Material provided:
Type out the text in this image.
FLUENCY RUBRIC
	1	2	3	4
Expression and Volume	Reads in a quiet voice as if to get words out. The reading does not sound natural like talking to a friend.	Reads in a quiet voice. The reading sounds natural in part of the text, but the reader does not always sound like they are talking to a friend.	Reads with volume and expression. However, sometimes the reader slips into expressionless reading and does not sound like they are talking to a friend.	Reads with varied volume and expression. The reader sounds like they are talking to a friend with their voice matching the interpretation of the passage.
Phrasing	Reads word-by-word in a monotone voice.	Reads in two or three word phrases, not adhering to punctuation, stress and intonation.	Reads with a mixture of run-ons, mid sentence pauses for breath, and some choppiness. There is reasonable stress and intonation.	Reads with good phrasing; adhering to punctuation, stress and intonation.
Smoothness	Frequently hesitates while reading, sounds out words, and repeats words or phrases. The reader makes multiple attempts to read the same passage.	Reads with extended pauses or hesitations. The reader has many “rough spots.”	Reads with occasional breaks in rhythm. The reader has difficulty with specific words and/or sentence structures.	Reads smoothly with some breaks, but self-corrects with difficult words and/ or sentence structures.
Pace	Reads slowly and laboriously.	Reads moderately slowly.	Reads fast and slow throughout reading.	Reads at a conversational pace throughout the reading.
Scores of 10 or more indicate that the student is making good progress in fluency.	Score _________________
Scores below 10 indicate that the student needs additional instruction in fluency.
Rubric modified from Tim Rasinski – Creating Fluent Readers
==
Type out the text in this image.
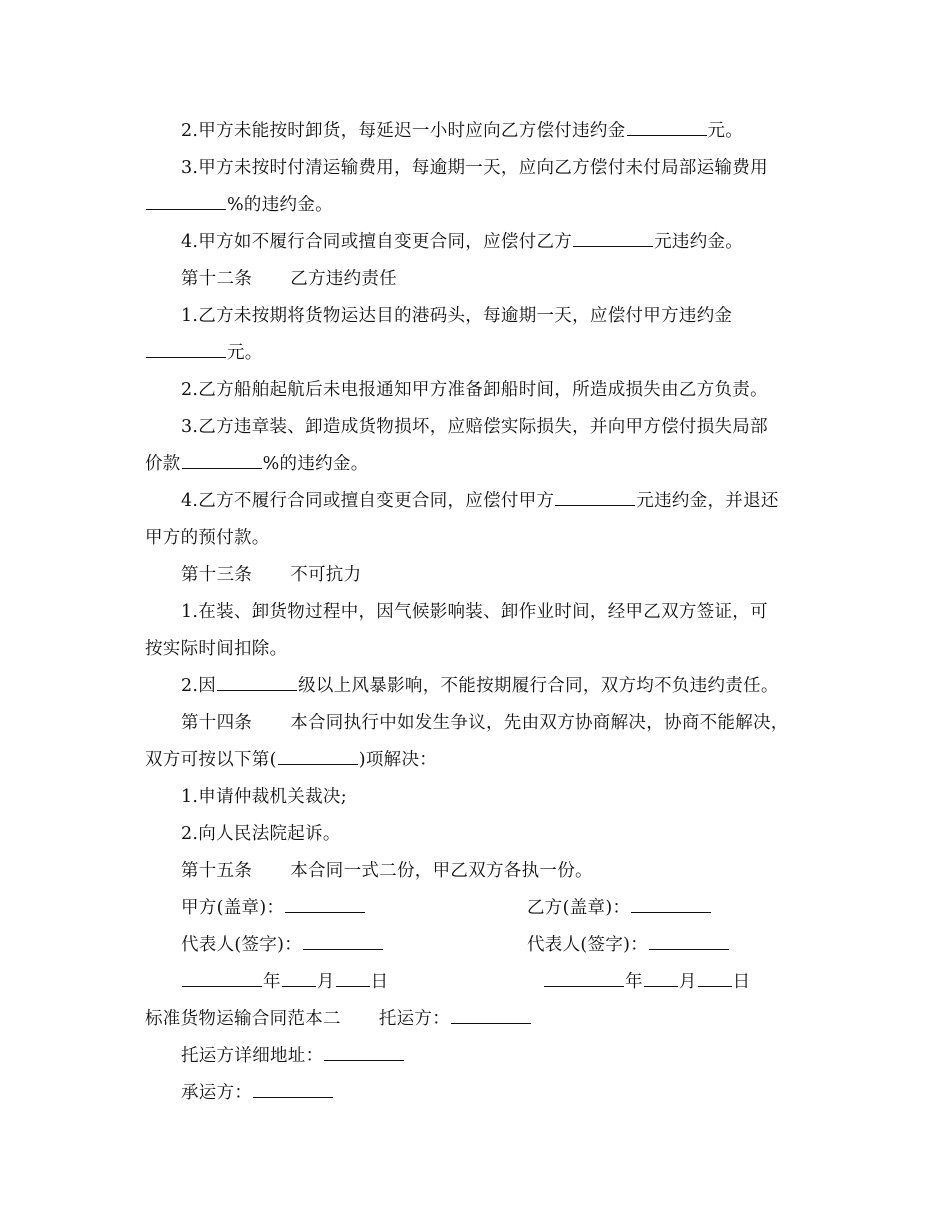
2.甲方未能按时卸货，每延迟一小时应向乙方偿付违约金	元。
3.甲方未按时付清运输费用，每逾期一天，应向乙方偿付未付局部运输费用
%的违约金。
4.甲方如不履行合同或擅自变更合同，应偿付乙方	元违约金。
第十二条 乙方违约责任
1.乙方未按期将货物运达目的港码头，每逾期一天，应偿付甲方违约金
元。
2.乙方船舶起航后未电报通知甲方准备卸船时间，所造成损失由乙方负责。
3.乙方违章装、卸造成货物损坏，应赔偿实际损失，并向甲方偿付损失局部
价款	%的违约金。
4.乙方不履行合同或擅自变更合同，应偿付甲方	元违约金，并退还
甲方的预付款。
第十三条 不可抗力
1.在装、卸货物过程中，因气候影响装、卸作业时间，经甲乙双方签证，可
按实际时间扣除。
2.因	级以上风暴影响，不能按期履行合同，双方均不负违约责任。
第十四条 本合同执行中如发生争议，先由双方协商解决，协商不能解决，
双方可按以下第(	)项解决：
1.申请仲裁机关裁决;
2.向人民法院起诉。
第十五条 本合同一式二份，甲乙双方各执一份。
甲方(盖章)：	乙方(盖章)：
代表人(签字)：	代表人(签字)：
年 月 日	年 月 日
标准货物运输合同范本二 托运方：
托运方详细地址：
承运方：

Brief: Count each line of the entries that holds the word "indicate", then state the total and nothing more.

Solution to this exercise: 2